Task details
Quote every entry word for word.
--- begin Data entries ---
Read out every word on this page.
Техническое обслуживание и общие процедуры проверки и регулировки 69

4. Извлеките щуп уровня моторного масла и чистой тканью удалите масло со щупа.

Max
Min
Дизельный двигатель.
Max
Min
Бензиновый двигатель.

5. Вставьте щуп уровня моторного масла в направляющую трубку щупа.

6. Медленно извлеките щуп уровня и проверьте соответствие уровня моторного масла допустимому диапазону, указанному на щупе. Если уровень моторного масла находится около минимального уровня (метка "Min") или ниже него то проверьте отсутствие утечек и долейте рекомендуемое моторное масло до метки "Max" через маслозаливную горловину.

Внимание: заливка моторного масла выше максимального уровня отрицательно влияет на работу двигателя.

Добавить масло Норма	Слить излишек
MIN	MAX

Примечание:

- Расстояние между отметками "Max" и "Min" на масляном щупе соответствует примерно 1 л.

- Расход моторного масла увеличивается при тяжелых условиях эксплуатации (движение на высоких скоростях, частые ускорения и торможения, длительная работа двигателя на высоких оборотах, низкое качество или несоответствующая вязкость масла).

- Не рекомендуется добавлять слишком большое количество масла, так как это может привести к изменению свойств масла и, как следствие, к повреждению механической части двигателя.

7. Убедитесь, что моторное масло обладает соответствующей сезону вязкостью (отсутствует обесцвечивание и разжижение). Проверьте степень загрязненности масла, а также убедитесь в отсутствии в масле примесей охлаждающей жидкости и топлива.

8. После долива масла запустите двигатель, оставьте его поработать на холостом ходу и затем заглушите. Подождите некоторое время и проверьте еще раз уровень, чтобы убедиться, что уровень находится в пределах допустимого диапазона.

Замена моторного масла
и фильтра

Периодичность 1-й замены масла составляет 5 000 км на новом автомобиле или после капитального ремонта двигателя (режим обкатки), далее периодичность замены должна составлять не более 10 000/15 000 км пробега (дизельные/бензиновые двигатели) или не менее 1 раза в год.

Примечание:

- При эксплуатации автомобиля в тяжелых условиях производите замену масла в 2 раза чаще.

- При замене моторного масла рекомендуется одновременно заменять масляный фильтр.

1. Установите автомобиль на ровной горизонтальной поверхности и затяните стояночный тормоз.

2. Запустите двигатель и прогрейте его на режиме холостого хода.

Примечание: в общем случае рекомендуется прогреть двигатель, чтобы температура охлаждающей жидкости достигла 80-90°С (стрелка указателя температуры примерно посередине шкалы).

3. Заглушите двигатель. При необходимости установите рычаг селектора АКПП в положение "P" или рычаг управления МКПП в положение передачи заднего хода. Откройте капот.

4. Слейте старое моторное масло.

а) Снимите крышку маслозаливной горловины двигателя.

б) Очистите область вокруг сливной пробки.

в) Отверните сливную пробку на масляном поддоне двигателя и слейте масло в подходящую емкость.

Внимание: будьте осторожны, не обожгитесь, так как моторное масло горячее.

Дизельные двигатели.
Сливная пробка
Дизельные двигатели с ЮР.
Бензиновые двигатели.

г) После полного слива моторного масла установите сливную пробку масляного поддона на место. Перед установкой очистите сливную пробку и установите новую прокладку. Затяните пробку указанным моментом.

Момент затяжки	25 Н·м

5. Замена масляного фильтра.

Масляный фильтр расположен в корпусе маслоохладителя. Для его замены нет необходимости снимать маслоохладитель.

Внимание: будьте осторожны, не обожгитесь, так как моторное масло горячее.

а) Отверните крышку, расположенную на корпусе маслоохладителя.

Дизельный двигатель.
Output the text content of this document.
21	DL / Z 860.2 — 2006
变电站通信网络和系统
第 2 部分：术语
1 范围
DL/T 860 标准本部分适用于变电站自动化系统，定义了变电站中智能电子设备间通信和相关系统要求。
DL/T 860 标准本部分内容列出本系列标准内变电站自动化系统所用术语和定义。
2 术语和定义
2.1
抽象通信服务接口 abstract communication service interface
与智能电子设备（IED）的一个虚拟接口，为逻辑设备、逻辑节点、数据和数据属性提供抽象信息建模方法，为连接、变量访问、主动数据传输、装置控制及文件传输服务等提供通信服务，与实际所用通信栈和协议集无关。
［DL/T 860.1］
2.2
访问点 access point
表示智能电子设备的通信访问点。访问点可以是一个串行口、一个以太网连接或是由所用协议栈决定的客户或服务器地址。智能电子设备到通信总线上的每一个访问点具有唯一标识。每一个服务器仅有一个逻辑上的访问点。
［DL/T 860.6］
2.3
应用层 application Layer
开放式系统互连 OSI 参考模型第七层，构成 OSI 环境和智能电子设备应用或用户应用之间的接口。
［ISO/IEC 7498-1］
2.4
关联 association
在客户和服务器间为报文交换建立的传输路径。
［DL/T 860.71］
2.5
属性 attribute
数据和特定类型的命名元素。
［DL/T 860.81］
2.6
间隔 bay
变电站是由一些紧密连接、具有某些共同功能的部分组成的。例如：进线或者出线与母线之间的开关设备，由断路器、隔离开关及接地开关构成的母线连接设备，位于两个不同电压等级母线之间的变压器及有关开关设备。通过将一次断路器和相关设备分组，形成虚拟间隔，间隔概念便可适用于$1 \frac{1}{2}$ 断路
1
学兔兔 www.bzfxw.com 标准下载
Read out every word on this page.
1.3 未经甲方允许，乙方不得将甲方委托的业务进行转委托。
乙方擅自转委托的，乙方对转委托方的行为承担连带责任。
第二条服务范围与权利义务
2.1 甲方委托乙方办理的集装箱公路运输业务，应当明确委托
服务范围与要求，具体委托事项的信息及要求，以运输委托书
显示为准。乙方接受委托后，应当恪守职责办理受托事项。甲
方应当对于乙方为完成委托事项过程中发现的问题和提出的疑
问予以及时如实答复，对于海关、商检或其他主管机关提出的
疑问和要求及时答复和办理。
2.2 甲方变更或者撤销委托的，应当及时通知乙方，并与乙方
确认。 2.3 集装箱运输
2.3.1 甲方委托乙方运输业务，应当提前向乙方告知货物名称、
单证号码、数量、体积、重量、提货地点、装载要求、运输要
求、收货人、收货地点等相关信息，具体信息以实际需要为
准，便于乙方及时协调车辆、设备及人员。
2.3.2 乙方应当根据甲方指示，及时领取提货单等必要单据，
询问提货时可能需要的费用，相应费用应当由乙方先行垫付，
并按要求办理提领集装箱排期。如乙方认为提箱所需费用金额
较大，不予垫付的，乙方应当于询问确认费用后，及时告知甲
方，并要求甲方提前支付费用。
--- end Data entries ---
Full answer
Read out every word on this page.
Техническое обслуживание и общие процедуры проверки и регулировки 69

4. Извлеките щуп уровня моторного масла и чистой тканью удалите масло со щупа.

Max
Min
Дизельный двигатель.
Max
Min
Бензиновый двигатель.

5. Вставьте щуп уровня моторного масла в направляющую трубку щупа.

6. Медленно извлеките щуп уровня и проверьте соответствие уровня моторного масла допустимому диапазону, указанному на щупе. Если уровень моторного масла находится около минимального уровня (метка "Min") или ниже него то проверьте отсутствие утечек и долейте рекомендуемое моторное масло до метки "Max" через маслозаливную горловину.

Внимание: заливка моторного масла выше максимального уровня отрицательно влияет на работу двигателя.

Добавить масло Норма	Слить излишек
MIN	MAX

Примечание:

- Расстояние между отметками "Max" и "Min" на масляном щупе соответствует примерно 1 л.

- Расход моторного масла увеличивается при тяжелых условиях эксплуатации (движение на высоких скоростях, частые ускорения и торможения, длительная работа двигателя на высоких оборотах, низкое качество или несоответствующая вязкость масла).

- Не рекомендуется добавлять слишком большое количество масла, так как это может привести к изменению свойств масла и, как следствие, к повреждению механической части двигателя.

7. Убедитесь, что моторное масло обладает соответствующей сезону вязкостью (отсутствует обесцвечивание и разжижение). Проверьте степень загрязненности масла, а также убедитесь в отсутствии в масле примесей охлаждающей жидкости и топлива.

8. После долива масла запустите двигатель, оставьте его поработать на холостом ходу и затем заглушите. Подождите некоторое время и проверьте еще раз уровень, чтобы убедиться, что уровень находится в пределах допустимого диапазона.

Замена моторного масла
и фильтра

Периодичность 1-й замены масла составляет 5 000 км на новом автомобиле или после капитального ремонта двигателя (режим обкатки), далее периодичность замены должна составлять не более 10 000/15 000 км пробега (дизельные/бензиновые двигатели) или не менее 1 раза в год.

Примечание:

- При эксплуатации автомобиля в тяжелых условиях производите замену масла в 2 раза чаще.

- При замене моторного масла рекомендуется одновременно заменять масляный фильтр.

1. Установите автомобиль на ровной горизонтальной поверхности и затяните стояночный тормоз.

2. Запустите двигатель и прогрейте его на режиме холостого хода.

Примечание: в общем случае рекомендуется прогреть двигатель, чтобы температура охлаждающей жидкости достигла 80-90°С (стрелка указателя температуры примерно посередине шкалы).

3. Заглушите двигатель. При необходимости установите рычаг селектора АКПП в положение "P" или рычаг управления МКПП в положение передачи заднего хода. Откройте капот.

4. Слейте старое моторное масло.

а) Снимите крышку маслозаливной горловины двигателя.

б) Очистите область вокруг сливной пробки.

в) Отверните сливную пробку на масляном поддоне двигателя и слейте масло в подходящую емкость.

Внимание: будьте осторожны, не обожгитесь, так как моторное масло горячее.

Дизельные двигатели.
Сливная пробка
Дизельные двигатели с ЮР.
Бензиновые двигатели.

г) После полного слива моторного масла установите сливную пробку масляного поддона на место. Перед установкой очистите сливную пробку и установите новую прокладку. Затяните пробку указанным моментом.

Момент затяжки	25 Н·м

5. Замена масляного фильтра.

Масляный фильтр расположен в корпусе маслоохладителя. Для его замены нет необходимости снимать маслоохладитель.

Внимание: будьте осторожны, не обожгитесь, так как моторное масло горячее.

а) Отверните крышку, расположенную на корпусе маслоохладителя.

Дизельный двигатель.
Output the text content of this document.
21	DL / Z 860.2 — 2006
变电站通信网络和系统
第 2 部分：术语
1 范围
DL/T 860 标准本部分适用于变电站自动化系统，定义了变电站中智能电子设备间通信和相关系统要求。
DL/T 860 标准本部分内容列出本系列标准内变电站自动化系统所用术语和定义。
2 术语和定义
2.1
抽象通信服务接口 abstract communication service interface
与智能电子设备（IED）的一个虚拟接口，为逻辑设备、逻辑节点、数据和数据属性提供抽象信息建模方法，为连接、变量访问、主动数据传输、装置控制及文件传输服务等提供通信服务，与实际所用通信栈和协议集无关。
［DL/T 860.1］
2.2
访问点 access point
表示智能电子设备的通信访问点。访问点可以是一个串行口、一个以太网连接或是由所用协议栈决定的客户或服务器地址。智能电子设备到通信总线上的每一个访问点具有唯一标识。每一个服务器仅有一个逻辑上的访问点。
［DL/T 860.6］
2.3
应用层 application Layer
开放式系统互连 OSI 参考模型第七层，构成 OSI 环境和智能电子设备应用或用户应用之间的接口。
［ISO/IEC 7498-1］
2.4
关联 association
在客户和服务器间为报文交换建立的传输路径。
［DL/T 860.71］
2.5
属性 attribute
数据和特定类型的命名元素。
［DL/T 860.81］
2.6
间隔 bay
变电站是由一些紧密连接、具有某些共同功能的部分组成的。例如：进线或者出线与母线之间的开关设备，由断路器、隔离开关及接地开关构成的母线连接设备，位于两个不同电压等级母线之间的变压器及有关开关设备。通过将一次断路器和相关设备分组，形成虚拟间隔，间隔概念便可适用于$1 \frac{1}{2}$ 断路
1
学兔兔 www.bzfxw.com 标准下载
Read out every word on this page.
1.3 未经甲方允许，乙方不得将甲方委托的业务进行转委托。
乙方擅自转委托的，乙方对转委托方的行为承担连带责任。
第二条服务范围与权利义务
2.1 甲方委托乙方办理的集装箱公路运输业务，应当明确委托
服务范围与要求，具体委托事项的信息及要求，以运输委托书
显示为准。乙方接受委托后，应当恪守职责办理受托事项。甲
方应当对于乙方为完成委托事项过程中发现的问题和提出的疑
问予以及时如实答复，对于海关、商检或其他主管机关提出的
疑问和要求及时答复和办理。
2.2 甲方变更或者撤销委托的，应当及时通知乙方，并与乙方
确认。 2.3 集装箱运输
2.3.1 甲方委托乙方运输业务，应当提前向乙方告知货物名称、
单证号码、数量、体积、重量、提货地点、装载要求、运输要
求、收货人、收货地点等相关信息，具体信息以实际需要为
准，便于乙方及时协调车辆、设备及人员。
2.3.2 乙方应当根据甲方指示，及时领取提货单等必要单据，
询问提货时可能需要的费用，相应费用应当由乙方先行垫付，
并按要求办理提领集装箱排期。如乙方认为提箱所需费用金额
较大，不予垫付的，乙方应当于询问确认费用后，及时告知甲
方，并要求甲方提前支付费用。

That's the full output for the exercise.